■ **EXERCISE REQUIREMENTS**
Scan the data for "values" and copy the lines it appears in.

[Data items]
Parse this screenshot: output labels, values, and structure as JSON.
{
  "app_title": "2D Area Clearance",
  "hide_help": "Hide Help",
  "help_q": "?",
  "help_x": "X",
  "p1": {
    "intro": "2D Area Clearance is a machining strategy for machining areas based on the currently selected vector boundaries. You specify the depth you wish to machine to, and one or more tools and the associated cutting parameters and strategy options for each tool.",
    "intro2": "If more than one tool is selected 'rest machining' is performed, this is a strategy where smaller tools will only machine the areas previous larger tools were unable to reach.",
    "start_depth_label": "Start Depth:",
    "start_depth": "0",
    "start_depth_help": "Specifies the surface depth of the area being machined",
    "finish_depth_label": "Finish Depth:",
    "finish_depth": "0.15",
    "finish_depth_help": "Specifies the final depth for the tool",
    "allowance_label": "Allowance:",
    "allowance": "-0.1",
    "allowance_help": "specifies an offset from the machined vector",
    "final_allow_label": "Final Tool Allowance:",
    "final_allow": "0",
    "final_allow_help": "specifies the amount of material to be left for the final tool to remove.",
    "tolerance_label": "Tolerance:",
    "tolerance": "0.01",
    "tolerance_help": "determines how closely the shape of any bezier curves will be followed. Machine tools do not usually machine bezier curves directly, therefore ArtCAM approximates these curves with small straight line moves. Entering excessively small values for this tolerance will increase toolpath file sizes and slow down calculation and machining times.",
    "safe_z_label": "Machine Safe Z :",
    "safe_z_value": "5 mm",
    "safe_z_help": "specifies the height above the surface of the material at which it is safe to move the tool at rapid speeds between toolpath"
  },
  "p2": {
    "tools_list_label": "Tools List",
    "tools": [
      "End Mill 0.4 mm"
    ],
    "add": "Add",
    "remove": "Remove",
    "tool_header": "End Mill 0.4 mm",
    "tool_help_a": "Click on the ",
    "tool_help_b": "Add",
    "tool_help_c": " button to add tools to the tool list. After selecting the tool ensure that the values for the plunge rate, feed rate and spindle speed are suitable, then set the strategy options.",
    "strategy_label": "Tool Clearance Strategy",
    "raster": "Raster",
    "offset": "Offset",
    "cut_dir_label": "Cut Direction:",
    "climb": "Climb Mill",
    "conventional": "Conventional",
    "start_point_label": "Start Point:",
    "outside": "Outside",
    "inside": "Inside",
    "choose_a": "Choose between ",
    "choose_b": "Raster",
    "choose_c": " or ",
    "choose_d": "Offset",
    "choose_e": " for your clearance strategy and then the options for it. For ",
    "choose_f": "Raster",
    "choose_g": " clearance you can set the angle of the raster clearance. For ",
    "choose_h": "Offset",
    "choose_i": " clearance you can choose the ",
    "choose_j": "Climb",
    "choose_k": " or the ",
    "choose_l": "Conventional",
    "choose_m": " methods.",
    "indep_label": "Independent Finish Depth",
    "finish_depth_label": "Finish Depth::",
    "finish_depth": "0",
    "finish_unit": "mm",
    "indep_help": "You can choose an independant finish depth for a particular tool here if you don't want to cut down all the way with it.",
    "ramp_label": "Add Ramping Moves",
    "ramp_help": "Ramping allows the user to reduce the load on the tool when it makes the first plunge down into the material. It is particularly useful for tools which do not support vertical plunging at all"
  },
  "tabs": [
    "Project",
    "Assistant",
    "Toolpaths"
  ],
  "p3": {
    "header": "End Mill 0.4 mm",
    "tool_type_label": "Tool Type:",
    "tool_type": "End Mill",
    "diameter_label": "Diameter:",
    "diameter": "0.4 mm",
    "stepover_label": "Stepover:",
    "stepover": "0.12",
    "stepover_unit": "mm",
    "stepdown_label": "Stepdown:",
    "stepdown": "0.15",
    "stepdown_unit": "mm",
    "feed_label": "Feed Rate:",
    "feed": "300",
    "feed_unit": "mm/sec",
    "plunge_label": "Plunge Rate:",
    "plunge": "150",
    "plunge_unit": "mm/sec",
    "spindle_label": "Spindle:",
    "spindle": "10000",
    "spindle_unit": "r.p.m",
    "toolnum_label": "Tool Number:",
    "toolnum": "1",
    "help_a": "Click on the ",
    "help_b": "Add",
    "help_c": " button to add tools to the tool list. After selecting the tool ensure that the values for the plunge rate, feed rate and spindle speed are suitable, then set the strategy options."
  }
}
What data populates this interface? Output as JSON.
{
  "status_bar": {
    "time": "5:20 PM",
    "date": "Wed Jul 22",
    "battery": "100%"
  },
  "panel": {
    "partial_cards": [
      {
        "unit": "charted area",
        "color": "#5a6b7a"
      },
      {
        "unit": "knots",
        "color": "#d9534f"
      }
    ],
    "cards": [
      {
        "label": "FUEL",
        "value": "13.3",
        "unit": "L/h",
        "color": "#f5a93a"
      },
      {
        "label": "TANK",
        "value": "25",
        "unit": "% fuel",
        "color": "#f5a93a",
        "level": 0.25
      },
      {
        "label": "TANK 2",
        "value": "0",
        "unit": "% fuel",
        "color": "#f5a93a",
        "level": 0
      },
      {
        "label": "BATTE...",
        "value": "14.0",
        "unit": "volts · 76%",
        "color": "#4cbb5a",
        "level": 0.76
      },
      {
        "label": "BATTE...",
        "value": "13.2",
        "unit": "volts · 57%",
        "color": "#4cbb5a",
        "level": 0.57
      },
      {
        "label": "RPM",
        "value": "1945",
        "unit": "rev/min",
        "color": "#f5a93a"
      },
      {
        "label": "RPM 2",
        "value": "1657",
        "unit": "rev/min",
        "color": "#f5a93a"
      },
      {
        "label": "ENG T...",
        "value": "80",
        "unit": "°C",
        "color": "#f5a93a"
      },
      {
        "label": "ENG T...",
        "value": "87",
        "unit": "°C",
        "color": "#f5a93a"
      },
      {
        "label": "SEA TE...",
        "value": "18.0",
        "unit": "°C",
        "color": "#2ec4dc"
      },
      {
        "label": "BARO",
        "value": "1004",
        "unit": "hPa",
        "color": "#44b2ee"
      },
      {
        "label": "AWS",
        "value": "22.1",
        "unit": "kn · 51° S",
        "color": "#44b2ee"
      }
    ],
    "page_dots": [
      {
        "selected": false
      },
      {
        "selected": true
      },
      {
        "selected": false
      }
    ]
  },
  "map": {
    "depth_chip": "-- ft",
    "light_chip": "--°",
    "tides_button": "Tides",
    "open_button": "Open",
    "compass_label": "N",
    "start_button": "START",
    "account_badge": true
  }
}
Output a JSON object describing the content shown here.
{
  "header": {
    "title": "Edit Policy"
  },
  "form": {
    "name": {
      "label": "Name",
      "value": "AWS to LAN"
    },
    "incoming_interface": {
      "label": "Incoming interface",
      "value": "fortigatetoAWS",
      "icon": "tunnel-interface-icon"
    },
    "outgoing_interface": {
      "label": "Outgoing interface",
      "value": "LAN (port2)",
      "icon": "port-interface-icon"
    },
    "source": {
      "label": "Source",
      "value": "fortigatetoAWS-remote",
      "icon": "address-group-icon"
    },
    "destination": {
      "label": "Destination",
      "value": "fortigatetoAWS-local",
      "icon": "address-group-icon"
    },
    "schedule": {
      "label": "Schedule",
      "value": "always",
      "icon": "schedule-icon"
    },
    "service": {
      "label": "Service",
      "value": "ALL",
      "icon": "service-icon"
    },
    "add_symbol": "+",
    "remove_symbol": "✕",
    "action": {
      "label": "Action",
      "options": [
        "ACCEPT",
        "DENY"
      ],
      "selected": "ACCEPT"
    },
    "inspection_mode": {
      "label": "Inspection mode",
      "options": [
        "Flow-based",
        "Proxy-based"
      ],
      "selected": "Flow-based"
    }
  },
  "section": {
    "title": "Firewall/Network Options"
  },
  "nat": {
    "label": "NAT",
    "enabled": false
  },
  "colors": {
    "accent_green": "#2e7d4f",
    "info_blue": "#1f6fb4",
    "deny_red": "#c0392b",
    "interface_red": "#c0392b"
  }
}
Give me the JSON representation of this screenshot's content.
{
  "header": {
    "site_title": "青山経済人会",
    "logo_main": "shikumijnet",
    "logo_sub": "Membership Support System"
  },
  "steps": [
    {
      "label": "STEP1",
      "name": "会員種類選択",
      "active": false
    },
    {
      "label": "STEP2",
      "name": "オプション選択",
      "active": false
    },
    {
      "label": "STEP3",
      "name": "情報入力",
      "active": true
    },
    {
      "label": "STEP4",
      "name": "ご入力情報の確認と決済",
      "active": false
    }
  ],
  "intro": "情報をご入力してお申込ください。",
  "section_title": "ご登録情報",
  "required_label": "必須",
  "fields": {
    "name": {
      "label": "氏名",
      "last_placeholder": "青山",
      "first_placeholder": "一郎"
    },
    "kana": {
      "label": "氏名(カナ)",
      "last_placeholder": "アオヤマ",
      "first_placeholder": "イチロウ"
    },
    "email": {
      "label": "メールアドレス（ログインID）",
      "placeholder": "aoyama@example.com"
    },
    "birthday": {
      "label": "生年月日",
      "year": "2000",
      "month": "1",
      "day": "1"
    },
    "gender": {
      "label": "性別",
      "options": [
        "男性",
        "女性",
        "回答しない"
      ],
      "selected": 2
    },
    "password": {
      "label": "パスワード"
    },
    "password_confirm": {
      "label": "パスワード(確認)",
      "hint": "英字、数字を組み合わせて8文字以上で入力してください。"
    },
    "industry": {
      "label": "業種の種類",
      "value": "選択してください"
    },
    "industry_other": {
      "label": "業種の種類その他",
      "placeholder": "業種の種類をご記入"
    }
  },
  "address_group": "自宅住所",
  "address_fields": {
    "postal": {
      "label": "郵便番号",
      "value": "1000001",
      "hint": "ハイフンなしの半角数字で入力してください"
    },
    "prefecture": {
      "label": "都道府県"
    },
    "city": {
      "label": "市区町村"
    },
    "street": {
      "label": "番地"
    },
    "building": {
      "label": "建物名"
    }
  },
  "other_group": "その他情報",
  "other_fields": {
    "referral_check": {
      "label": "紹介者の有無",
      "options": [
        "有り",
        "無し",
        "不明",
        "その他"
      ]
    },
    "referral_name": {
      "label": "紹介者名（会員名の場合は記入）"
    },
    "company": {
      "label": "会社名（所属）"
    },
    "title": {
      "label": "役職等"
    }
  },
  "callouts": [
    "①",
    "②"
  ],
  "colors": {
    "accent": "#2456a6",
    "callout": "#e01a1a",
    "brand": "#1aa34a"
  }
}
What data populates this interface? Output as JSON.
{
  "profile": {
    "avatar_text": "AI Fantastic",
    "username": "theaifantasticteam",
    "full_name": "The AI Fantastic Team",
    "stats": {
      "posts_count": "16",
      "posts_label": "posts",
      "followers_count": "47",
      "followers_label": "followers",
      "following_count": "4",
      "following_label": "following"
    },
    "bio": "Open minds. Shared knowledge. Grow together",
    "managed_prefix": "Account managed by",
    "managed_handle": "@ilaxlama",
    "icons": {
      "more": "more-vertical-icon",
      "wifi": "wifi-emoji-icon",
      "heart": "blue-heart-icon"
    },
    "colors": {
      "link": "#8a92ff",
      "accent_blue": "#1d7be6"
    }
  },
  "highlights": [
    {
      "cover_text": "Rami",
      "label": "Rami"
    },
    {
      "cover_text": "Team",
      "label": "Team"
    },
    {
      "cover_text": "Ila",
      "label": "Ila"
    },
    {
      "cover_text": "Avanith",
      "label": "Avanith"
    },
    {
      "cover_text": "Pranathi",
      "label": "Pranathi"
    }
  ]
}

■ **THE COMPLETED TASK**
Parse this screenshot: output labels, values, and structure as JSON.
    "tolerance_help": "determines how closely the shape of any bezier curves will be followed. Machine tools do not usually machine bezier curves directly, therefore ArtCAM approximates these curves with small straight line moves. Entering excessively small values for this tolerance will increase toolpath file sizes and slow down calculation and machining times.",
    "tool_help_c": " button to add tools to the tool list. After selecting the tool ensure that the values for the plunge rate, feed rate and spindle speed are suitable, then set the strategy options.",
    "help_c": " button to add tools to the tool list. After selecting the tool ensure that the values for the plunge rate, feed rate and spindle speed are suitable, then set the strategy options."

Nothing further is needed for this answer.